» **Recorded data**:
============

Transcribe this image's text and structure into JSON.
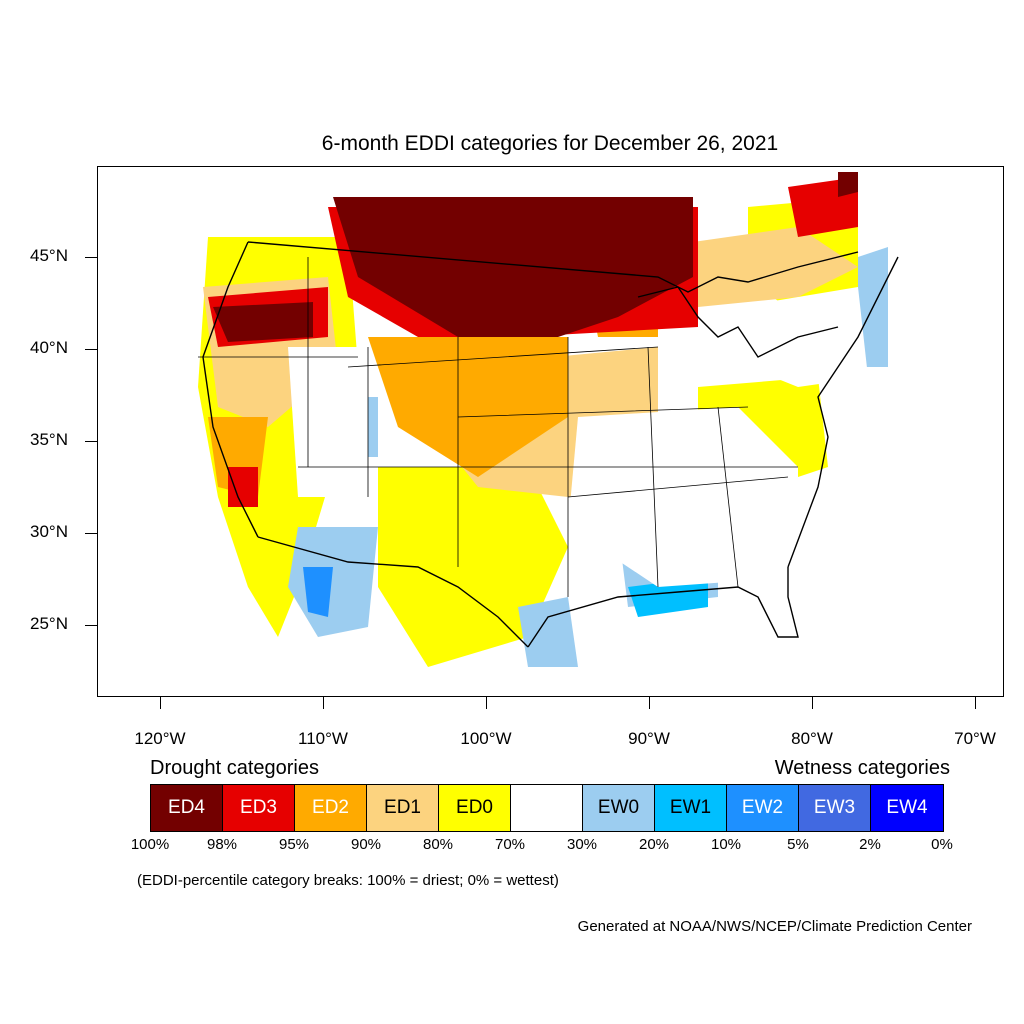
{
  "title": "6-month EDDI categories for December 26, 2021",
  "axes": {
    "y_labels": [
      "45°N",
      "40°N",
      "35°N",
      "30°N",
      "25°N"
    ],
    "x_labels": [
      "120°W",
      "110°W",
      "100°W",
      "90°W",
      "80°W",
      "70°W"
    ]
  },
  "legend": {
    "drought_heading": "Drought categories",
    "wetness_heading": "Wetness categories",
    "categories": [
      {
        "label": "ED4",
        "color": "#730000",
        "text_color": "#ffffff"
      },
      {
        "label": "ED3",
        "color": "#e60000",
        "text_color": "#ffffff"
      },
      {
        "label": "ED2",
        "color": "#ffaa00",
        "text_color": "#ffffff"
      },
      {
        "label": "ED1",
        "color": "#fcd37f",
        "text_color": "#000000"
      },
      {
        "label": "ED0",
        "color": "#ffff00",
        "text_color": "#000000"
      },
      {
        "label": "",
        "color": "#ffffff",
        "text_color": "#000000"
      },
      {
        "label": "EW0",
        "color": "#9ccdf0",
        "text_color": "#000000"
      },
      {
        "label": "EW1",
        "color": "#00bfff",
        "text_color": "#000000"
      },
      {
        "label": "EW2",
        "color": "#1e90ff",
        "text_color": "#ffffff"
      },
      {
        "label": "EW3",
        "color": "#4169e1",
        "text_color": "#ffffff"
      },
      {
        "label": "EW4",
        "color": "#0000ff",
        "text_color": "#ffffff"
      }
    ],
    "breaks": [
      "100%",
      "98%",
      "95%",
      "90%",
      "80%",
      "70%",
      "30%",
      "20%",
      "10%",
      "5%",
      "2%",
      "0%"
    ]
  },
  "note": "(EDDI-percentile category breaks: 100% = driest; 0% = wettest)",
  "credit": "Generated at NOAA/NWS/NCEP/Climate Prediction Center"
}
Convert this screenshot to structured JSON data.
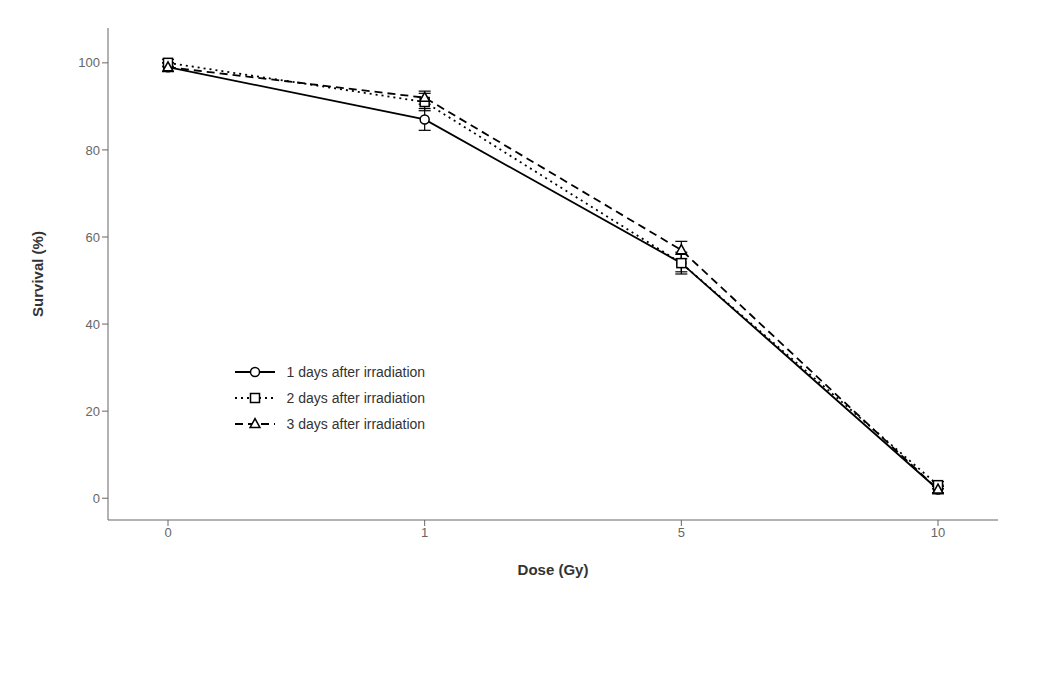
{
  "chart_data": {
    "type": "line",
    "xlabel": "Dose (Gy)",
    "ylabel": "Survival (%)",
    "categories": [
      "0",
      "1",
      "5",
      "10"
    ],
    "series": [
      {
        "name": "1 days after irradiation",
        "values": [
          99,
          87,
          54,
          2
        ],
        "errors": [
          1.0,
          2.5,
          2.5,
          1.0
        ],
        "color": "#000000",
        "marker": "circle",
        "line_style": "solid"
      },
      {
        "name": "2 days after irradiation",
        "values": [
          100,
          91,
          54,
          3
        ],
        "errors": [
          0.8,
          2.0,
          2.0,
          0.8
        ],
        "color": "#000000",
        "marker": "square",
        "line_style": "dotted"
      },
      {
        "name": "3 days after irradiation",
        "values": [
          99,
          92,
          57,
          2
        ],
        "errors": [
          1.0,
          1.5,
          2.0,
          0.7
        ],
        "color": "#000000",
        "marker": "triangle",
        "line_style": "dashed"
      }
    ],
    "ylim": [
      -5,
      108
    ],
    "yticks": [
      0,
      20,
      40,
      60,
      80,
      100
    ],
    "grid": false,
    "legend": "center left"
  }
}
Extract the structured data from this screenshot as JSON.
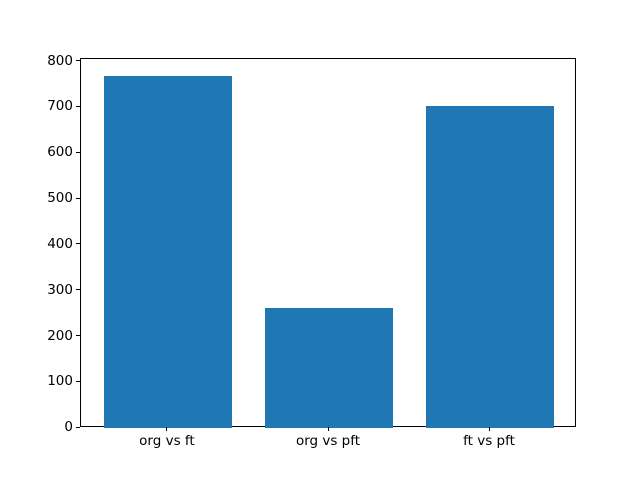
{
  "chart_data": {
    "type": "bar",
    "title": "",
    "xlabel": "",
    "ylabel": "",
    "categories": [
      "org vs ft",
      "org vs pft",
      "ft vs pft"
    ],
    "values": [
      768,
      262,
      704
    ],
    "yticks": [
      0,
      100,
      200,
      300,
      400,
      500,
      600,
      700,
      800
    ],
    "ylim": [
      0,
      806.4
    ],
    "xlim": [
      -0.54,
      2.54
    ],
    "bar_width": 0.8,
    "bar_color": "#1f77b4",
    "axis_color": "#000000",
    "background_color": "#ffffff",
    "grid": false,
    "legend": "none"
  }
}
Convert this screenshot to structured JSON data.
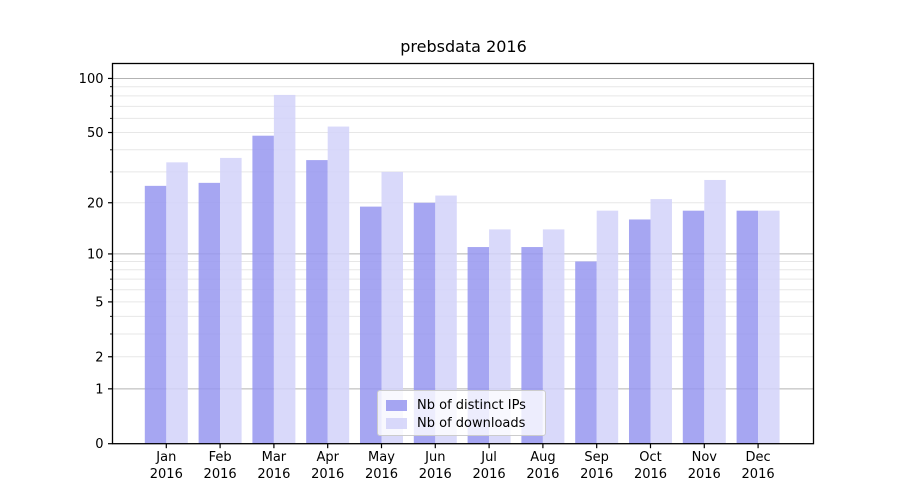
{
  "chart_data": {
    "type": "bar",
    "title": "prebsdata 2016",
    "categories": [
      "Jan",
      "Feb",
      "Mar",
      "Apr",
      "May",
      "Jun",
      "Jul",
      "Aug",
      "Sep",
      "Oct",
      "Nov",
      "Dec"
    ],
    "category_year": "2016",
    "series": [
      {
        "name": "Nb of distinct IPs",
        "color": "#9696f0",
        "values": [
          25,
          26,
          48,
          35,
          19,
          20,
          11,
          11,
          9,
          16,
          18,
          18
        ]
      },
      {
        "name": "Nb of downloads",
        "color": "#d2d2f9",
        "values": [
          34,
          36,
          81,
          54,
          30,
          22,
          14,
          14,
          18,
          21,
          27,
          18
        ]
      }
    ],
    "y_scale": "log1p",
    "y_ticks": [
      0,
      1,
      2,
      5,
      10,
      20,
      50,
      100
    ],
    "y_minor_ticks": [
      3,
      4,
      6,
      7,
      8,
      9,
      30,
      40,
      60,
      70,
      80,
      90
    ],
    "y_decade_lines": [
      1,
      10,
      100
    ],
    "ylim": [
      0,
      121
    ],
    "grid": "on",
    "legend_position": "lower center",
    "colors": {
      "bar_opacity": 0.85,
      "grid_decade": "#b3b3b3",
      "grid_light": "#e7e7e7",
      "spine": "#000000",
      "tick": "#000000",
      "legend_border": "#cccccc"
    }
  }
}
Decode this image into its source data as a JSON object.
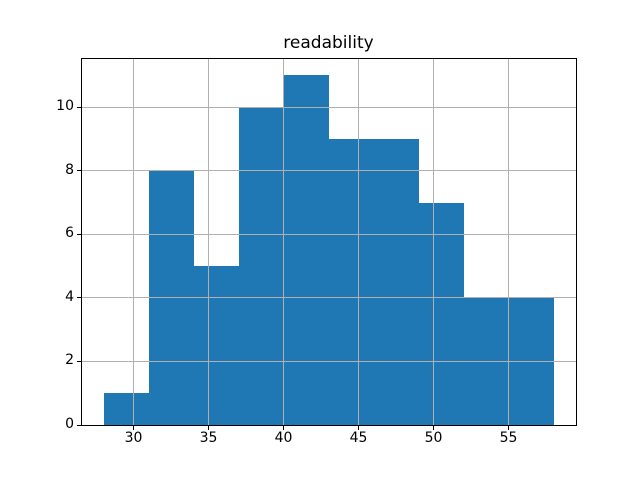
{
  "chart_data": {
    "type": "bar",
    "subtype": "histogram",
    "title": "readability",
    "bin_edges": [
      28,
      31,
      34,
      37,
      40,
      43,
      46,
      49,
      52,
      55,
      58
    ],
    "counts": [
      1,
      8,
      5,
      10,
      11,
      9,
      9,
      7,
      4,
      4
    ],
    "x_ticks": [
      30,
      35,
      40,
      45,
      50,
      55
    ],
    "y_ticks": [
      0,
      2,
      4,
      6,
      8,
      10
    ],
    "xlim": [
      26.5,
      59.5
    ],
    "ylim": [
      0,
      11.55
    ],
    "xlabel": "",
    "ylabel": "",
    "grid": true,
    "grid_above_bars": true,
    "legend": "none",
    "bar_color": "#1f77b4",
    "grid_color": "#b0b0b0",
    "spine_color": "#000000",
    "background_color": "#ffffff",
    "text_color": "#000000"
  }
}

============

» **Requirement**: Within the records, how many lines include "marker"? The answer is the number and nothing else.

» **Correct output**: 3